*Written instruction*:
Write the records out again, keeping each line exactly as it is.

*Exercise materials*:
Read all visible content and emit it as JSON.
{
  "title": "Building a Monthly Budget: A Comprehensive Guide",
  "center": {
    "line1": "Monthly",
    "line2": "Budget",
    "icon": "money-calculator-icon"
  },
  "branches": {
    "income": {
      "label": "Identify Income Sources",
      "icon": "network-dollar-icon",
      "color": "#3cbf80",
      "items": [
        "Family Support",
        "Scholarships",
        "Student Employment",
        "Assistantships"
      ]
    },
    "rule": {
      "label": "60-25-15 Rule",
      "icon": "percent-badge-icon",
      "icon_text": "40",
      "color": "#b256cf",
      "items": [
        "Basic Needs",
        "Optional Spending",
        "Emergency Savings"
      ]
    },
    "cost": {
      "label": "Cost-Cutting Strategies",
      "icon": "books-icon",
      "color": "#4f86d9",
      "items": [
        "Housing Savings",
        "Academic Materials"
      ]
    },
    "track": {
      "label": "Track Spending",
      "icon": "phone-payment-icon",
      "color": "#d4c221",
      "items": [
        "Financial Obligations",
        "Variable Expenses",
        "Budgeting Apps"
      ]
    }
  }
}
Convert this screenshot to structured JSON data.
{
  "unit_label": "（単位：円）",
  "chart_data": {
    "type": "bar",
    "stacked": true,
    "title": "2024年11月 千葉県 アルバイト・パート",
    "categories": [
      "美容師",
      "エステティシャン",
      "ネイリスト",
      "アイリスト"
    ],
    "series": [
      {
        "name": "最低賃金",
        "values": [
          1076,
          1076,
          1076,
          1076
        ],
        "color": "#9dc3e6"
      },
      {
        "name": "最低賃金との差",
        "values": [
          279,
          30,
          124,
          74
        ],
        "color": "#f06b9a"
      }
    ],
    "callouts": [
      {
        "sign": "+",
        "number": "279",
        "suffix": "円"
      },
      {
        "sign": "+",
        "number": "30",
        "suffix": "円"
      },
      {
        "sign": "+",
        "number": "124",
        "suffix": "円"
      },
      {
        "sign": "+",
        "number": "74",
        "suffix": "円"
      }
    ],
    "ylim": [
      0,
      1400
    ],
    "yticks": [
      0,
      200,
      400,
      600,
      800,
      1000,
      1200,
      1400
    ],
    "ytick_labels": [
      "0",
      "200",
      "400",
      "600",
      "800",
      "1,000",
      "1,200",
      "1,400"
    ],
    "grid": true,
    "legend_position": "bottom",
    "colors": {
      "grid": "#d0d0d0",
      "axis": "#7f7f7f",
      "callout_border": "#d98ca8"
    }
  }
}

*Task response*:
Read all visible content and emit it as JSON.
{
  "title": "Building a Monthly Budget: A Comprehensive Guide",
  "center": {
    "line1": "Monthly",
    "line2": "Budget",
    "icon": "money-calculator-icon"
  },
  "branches": {
    "income": {
      "label": "Identify Income Sources",
      "icon": "network-dollar-icon",
      "color": "#3cbf80",
      "items": [
        "Family Support",
        "Scholarships",
        "Student Employment",
        "Assistantships"
      ]
    },
    "rule": {
      "label": "60-25-15 Rule",
      "icon": "percent-badge-icon",
      "icon_text": "40",
      "color": "#b256cf",
      "items": [
        "Basic Needs",
        "Optional Spending",
        "Emergency Savings"
      ]
    },
    "cost": {
      "label": "Cost-Cutting Strategies",
      "icon": "books-icon",
      "color": "#4f86d9",
      "items": [
        "Housing Savings",
        "Academic Materials"
      ]
    },
    "track": {
      "label": "Track Spending",
      "icon": "phone-payment-icon",
      "color": "#d4c221",
      "items": [
        "Financial Obligations",
        "Variable Expenses",
        "Budgeting Apps"
      ]
    }
  }
}
Convert this screenshot to structured JSON data.
{
  "unit_label": "（単位：円）",
  "chart_data": {
    "type": "bar",
    "stacked": true,
    "title": "2024年11月 千葉県 アルバイト・パート",
    "categories": [
      "美容師",
      "エステティシャン",
      "ネイリスト",
      "アイリスト"
    ],
    "series": [
      {
        "name": "最低賃金",
        "values": [
          1076,
          1076,
          1076,
          1076
        ],
        "color": "#9dc3e6"
      },
      {
        "name": "最低賃金との差",
        "values": [
          279,
          30,
          124,
          74
        ],
        "color": "#f06b9a"
      }
    ],
    "callouts": [
      {
        "sign": "+",
        "number": "279",
        "suffix": "円"
      },
      {
        "sign": "+",
        "number": "30",
        "suffix": "円"
      },
      {
        "sign": "+",
        "number": "124",
        "suffix": "円"
      },
      {
        "sign": "+",
        "number": "74",
        "suffix": "円"
      }
    ],
    "ylim": [
      0,
      1400
    ],
    "yticks": [
      0,
      200,
      400,
      600,
      800,
      1000,
      1200,
      1400
    ],
    "ytick_labels": [
      "0",
      "200",
      "400",
      "600",
      "800",
      "1,000",
      "1,200",
      "1,400"
    ],
    "grid": true,
    "legend_position": "bottom",
    "colors": {
      "grid": "#d0d0d0",
      "axis": "#7f7f7f",
      "callout_border": "#d98ca8"
    }
  }
}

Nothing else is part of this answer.